[Saved entries]
::::

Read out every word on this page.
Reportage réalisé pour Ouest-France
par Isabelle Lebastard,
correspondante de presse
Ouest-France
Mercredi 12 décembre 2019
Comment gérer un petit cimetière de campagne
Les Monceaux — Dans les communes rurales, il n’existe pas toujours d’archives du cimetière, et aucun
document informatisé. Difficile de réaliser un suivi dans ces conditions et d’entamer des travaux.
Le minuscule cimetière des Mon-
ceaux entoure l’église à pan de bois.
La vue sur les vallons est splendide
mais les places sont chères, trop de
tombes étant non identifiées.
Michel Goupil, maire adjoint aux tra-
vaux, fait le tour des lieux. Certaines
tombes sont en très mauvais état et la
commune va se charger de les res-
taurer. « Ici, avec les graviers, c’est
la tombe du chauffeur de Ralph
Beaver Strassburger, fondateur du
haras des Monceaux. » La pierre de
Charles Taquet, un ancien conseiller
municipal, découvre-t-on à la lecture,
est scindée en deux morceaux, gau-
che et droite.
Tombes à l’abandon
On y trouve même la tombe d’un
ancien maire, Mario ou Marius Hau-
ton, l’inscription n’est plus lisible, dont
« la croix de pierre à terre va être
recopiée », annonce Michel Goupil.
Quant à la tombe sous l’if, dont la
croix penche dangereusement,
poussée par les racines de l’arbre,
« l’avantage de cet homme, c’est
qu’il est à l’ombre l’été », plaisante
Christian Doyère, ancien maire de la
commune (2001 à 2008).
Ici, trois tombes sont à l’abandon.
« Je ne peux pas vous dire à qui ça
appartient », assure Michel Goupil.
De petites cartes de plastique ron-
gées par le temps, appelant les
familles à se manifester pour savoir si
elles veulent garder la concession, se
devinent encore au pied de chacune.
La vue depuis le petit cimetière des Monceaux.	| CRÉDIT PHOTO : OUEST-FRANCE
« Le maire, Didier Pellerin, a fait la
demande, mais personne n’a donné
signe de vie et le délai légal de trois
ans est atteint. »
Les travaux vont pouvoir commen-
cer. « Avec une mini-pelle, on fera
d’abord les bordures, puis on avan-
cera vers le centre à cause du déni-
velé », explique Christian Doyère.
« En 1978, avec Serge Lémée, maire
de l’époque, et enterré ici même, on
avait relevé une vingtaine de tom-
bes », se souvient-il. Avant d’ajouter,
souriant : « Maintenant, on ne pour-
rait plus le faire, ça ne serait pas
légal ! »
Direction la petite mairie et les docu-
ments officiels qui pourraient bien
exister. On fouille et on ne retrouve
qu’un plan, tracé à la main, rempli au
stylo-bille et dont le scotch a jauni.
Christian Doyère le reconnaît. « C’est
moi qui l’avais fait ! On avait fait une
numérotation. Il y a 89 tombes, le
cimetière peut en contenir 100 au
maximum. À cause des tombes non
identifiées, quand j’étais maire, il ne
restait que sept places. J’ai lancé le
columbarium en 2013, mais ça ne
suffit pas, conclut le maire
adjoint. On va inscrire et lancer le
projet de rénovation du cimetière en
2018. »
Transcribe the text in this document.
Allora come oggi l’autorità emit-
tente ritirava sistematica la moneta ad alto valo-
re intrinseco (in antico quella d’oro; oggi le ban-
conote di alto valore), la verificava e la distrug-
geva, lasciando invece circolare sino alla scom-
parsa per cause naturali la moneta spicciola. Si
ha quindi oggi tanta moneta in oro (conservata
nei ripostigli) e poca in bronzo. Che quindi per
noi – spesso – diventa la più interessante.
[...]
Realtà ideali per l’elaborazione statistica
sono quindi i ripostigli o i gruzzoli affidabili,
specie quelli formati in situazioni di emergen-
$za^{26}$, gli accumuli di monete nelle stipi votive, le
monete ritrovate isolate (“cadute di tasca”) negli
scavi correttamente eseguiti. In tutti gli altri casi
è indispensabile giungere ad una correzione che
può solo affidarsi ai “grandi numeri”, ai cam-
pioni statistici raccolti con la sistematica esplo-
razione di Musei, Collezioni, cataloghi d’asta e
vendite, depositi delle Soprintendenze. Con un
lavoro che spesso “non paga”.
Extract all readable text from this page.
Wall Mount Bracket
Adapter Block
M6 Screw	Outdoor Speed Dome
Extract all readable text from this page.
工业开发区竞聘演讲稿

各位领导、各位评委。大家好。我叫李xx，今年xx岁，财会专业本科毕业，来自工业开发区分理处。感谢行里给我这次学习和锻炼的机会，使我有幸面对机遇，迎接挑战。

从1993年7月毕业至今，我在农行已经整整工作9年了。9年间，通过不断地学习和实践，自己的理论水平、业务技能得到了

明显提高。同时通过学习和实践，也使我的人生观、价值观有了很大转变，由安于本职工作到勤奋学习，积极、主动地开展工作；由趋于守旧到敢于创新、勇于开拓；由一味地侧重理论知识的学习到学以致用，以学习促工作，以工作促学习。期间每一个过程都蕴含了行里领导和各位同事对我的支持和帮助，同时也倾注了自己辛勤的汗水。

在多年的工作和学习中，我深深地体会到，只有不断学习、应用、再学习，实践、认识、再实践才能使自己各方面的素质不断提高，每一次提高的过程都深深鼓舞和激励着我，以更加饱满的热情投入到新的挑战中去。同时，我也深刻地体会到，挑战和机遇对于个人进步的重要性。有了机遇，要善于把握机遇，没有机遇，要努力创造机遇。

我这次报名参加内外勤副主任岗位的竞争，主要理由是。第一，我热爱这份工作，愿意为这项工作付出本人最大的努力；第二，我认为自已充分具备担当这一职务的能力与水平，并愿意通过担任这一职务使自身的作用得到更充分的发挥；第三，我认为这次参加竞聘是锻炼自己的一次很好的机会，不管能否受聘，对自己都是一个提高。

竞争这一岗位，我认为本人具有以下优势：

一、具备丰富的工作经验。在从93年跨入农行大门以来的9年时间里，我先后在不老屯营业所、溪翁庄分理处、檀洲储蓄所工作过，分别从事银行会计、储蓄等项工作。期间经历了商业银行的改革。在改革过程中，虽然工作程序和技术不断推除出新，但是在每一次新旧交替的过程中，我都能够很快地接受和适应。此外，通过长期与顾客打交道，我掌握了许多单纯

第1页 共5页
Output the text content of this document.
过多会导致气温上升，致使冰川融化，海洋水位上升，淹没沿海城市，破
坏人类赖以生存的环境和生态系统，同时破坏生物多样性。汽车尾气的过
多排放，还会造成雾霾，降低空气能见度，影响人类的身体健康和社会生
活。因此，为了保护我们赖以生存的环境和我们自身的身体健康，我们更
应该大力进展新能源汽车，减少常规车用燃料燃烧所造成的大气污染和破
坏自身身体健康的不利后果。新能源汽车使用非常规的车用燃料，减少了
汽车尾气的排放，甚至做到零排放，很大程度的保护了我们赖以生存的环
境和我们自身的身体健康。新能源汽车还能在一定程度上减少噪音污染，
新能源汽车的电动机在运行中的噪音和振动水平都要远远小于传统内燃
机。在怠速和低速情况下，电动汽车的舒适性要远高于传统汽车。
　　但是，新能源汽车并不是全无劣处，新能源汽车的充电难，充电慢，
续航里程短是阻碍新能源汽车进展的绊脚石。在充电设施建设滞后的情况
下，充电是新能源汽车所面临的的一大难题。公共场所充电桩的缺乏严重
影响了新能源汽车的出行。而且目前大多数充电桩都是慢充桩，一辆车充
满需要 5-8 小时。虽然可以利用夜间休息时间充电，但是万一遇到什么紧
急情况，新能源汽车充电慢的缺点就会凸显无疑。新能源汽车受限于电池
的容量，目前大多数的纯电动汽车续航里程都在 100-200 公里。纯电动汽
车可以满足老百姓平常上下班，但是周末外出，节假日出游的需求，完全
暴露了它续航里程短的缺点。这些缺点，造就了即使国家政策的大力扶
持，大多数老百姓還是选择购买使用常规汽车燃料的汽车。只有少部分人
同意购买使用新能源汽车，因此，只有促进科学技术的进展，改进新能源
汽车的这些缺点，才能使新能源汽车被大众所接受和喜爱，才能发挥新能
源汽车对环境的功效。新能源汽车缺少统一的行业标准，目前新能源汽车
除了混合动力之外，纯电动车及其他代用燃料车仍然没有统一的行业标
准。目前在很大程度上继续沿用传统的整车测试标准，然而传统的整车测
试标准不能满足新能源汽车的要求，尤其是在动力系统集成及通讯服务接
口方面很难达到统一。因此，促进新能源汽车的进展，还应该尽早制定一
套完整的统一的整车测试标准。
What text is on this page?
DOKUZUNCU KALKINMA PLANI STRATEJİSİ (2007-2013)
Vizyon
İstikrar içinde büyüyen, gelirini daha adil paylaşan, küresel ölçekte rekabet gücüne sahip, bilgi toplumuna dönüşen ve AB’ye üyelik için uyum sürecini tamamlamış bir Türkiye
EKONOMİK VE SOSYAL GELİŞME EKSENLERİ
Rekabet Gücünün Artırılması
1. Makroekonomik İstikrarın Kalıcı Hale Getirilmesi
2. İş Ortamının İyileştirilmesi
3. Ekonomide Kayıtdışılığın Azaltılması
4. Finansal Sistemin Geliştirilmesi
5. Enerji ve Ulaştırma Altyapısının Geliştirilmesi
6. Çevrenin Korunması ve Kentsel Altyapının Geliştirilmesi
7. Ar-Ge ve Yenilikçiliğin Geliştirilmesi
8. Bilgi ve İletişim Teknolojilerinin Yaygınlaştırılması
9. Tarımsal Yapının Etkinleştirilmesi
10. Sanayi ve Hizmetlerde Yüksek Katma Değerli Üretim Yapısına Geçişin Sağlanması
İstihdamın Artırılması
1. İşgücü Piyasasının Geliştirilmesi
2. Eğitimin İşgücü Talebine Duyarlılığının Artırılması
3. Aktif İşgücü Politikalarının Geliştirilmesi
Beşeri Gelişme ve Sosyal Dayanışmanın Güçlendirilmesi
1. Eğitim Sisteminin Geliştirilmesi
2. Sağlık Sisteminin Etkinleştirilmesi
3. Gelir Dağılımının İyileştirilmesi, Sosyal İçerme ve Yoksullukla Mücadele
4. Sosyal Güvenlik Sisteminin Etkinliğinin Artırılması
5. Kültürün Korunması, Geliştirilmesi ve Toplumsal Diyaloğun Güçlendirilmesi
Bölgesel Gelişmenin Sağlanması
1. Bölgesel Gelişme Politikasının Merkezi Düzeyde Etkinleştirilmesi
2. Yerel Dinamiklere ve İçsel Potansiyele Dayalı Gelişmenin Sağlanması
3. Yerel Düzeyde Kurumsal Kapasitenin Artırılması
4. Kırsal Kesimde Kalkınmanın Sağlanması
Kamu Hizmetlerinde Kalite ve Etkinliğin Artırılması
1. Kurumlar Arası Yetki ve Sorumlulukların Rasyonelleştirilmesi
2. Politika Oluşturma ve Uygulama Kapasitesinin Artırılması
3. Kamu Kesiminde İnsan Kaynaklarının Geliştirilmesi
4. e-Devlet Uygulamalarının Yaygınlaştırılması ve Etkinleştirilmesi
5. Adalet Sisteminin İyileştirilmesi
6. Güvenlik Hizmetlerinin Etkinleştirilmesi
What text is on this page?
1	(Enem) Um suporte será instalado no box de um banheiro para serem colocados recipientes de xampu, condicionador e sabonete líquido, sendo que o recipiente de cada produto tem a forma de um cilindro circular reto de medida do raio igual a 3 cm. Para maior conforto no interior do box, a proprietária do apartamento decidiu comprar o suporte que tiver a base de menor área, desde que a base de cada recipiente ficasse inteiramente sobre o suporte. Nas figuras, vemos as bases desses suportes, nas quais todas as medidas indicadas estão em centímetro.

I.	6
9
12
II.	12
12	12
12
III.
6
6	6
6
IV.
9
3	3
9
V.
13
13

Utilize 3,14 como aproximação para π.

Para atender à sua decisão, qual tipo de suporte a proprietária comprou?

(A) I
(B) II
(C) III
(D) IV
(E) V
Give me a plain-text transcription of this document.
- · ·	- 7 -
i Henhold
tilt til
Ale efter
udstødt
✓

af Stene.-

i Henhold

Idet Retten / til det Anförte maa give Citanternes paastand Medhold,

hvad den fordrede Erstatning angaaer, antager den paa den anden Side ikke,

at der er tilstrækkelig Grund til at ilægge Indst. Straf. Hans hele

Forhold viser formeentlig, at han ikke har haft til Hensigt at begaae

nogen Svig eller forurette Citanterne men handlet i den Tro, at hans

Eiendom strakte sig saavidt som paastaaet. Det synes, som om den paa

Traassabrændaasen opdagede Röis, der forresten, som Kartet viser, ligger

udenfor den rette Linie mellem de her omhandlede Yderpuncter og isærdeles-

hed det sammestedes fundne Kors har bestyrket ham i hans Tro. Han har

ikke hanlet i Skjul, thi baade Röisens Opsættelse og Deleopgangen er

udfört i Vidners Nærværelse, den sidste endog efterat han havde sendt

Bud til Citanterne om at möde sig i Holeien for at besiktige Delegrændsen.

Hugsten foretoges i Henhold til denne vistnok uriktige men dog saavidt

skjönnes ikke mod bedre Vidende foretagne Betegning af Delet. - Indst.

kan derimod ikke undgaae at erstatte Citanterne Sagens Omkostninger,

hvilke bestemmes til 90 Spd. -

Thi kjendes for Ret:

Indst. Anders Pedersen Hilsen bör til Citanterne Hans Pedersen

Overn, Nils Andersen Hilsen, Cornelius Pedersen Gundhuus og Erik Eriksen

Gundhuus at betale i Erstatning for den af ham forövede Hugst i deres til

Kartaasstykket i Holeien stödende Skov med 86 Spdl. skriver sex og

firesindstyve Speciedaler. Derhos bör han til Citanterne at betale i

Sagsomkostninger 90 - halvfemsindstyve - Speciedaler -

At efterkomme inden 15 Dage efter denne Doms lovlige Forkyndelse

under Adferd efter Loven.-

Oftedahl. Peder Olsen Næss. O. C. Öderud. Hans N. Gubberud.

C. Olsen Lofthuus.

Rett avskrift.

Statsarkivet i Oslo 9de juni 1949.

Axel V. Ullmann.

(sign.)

::::

▸ EXERCISE PROMPT
Filter the records for lines holding the string "identifiées". Copy each one.

▸ TASK RESULT
tombes étant non identifiées.
identifiées, quand j’étais maire, il ne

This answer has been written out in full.